-- START OF DATASET RECORDS --

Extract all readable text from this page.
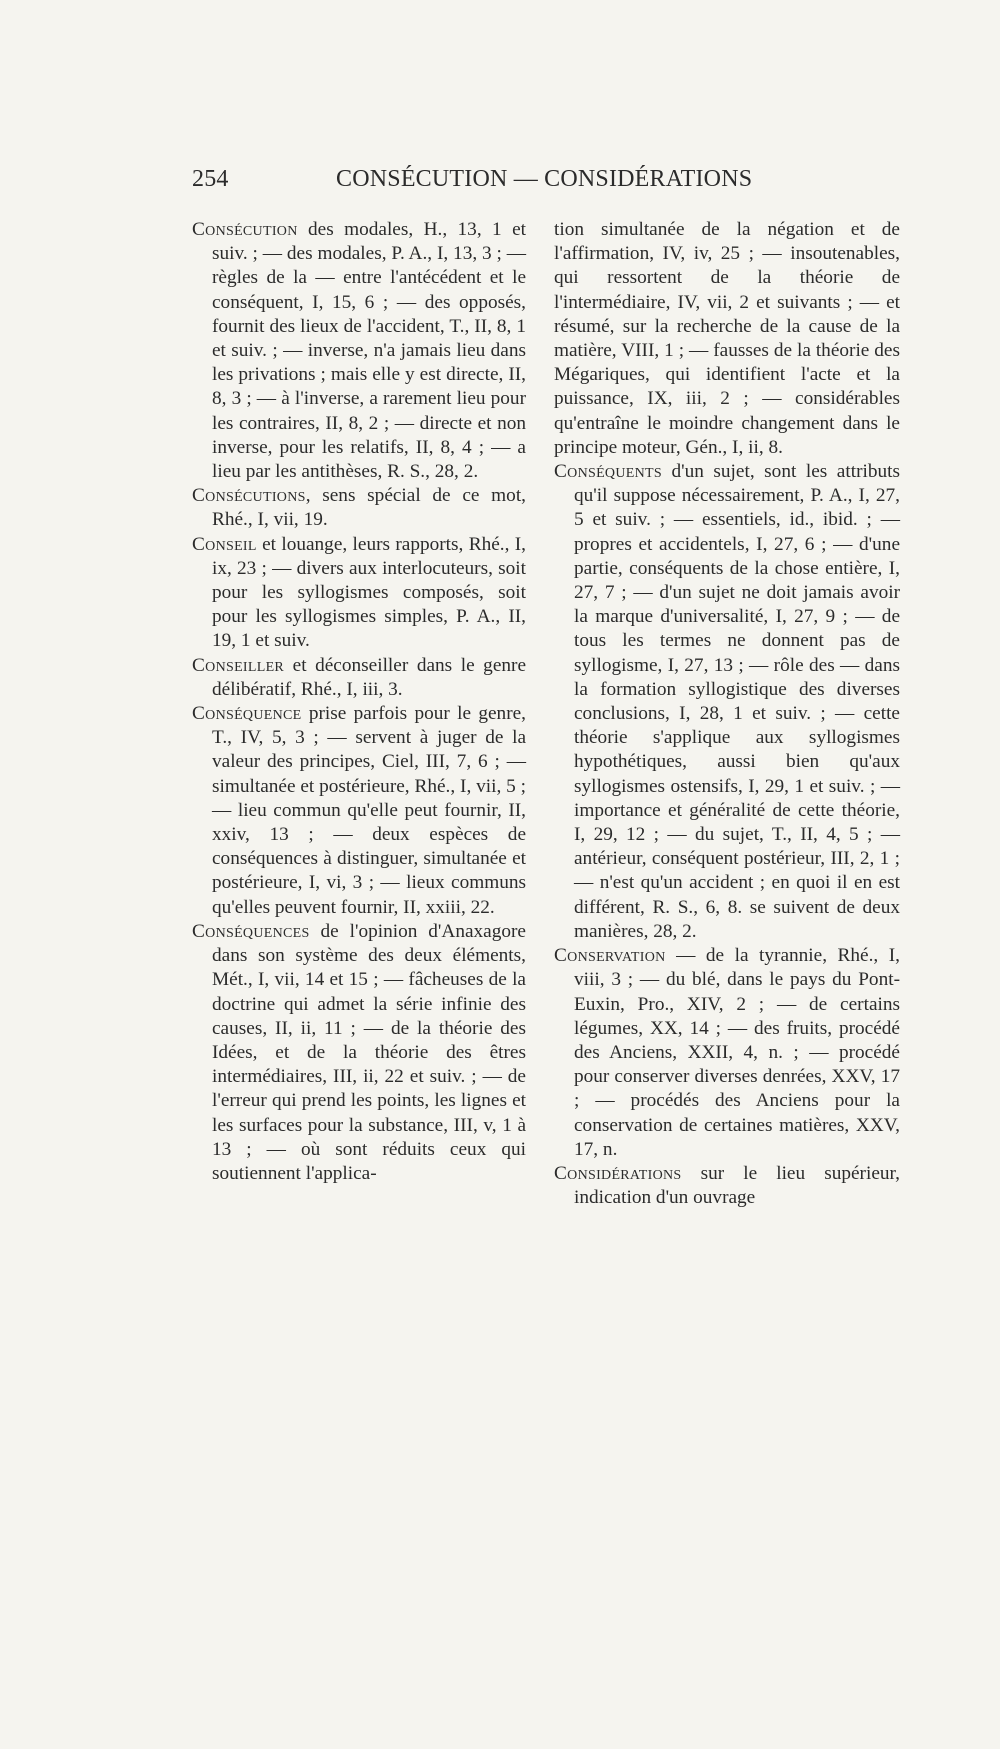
254	CONSÉCUTION — CONSIDÉRATIONS

Consécution des modales, H., 13, 1 et suiv. ; — des modales, P. A., I, 13, 3 ; — règles de la — entre l'antécédent et le conséquent, I, 15, 6 ; — des opposés, fournit des lieux de l'accident, T., II, 8, 1 et suiv. ; — inverse, n'a jamais lieu dans les privations ; mais elle y est directe, II, 8, 3 ; — à l'inverse, a rarement lieu pour les contraires, II, 8, 2 ; — directe et non inverse, pour les relatifs, II, 8, 4 ; — a lieu par les antithèses, R. S., 28, 2.

Consécutions, sens spécial de ce mot, Rhé., I, vii, 19.

Conseil et louange, leurs rapports, Rhé., I, ix, 23 ; — divers aux interlocuteurs, soit pour les syllogismes composés, soit pour les syllogismes simples, P. A., II, 19, 1 et suiv.

Conseiller et déconseiller dans le genre délibératif, Rhé., I, iii, 3.

Conséquence prise parfois pour le genre, T., IV, 5, 3 ; — servent à juger de la valeur des principes, Ciel, III, 7, 6 ; — simultanée et postérieure, Rhé., I, vii, 5 ; — lieu commun qu'elle peut fournir, II, xxiv, 13 ; — deux espèces de conséquences à distinguer, simultanée et postérieure, I, vi, 3 ; — lieux communs qu'elles peuvent fournir, II, xxiii, 22.

Conséquences de l'opinion d'Anaxagore dans son système des deux éléments, Mét., I, vii, 14 et 15 ; — fâcheuses de la doctrine qui admet la série infinie des causes, II, ii, 11 ; — de la théorie des Idées, et de la théorie des êtres intermédiaires, III, ii, 22 et suiv. ; — de l'erreur qui prend les points, les lignes et les surfaces pour la substance, III, v, 1 à 13 ; — où sont réduits ceux qui soutiennent l'applica-

tion simultanée de la négation et de l'affirmation, IV, iv, 25 ; — insoutenables, qui ressortent de la théorie de l'intermédiaire, IV, vii, 2 et suivants ; — et résumé, sur la recherche de la cause de la matière, VIII, 1 ; — fausses de la théorie des Mégariques, qui identifient l'acte et la puissance, IX, iii, 2 ; — considérables qu'entraîne le moindre changement dans le principe moteur, Gén., I, ii, 8.

Conséquents d'un sujet, sont les attributs qu'il suppose nécessairement, P. A., I, 27, 5 et suiv. ; — essentiels, id., ibid. ; — propres et accidentels, I, 27, 6 ; — d'une partie, conséquents de la chose entière, I, 27, 7 ; — d'un sujet ne doit jamais avoir la marque d'universalité, I, 27, 9 ; — de tous les termes ne donnent pas de syllogisme, I, 27, 13 ; — rôle des — dans la formation syllogistique des diverses conclusions, I, 28, 1 et suiv. ; — cette théorie s'applique aux syllogismes hypothétiques, aussi bien qu'aux syllogismes ostensifs, I, 29, 1 et suiv. ; — importance et généralité de cette théorie, I, 29, 12 ; — du sujet, T., II, 4, 5 ; — antérieur, conséquent postérieur, III, 2, 1 ; — n'est qu'un accident ; en quoi il en est différent, R. S., 6, 8. se suivent de deux manières, 28, 2.

Conservation — de la tyrannie, Rhé., I, viii, 3 ; — du blé, dans le pays du Pont-Euxin, Pro., XIV, 2 ; — de certains légumes, XX, 14 ; — des fruits, procédé des Anciens, XXII, 4, n. ; — procédé pour conserver diverses denrées, XXV, 17 ; — procédés des Anciens pour la conservation de certaines matières, XXV, 17, n.

Considérations sur le lieu supérieur, indication d'un ouvrage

-- END OF DATASET RECORDS --

■ STATED PROBLEM: Of the lines in the listing above, how many hold the string "genre"? Reply with the number only.

■ RESULT OF THIS TASK: 2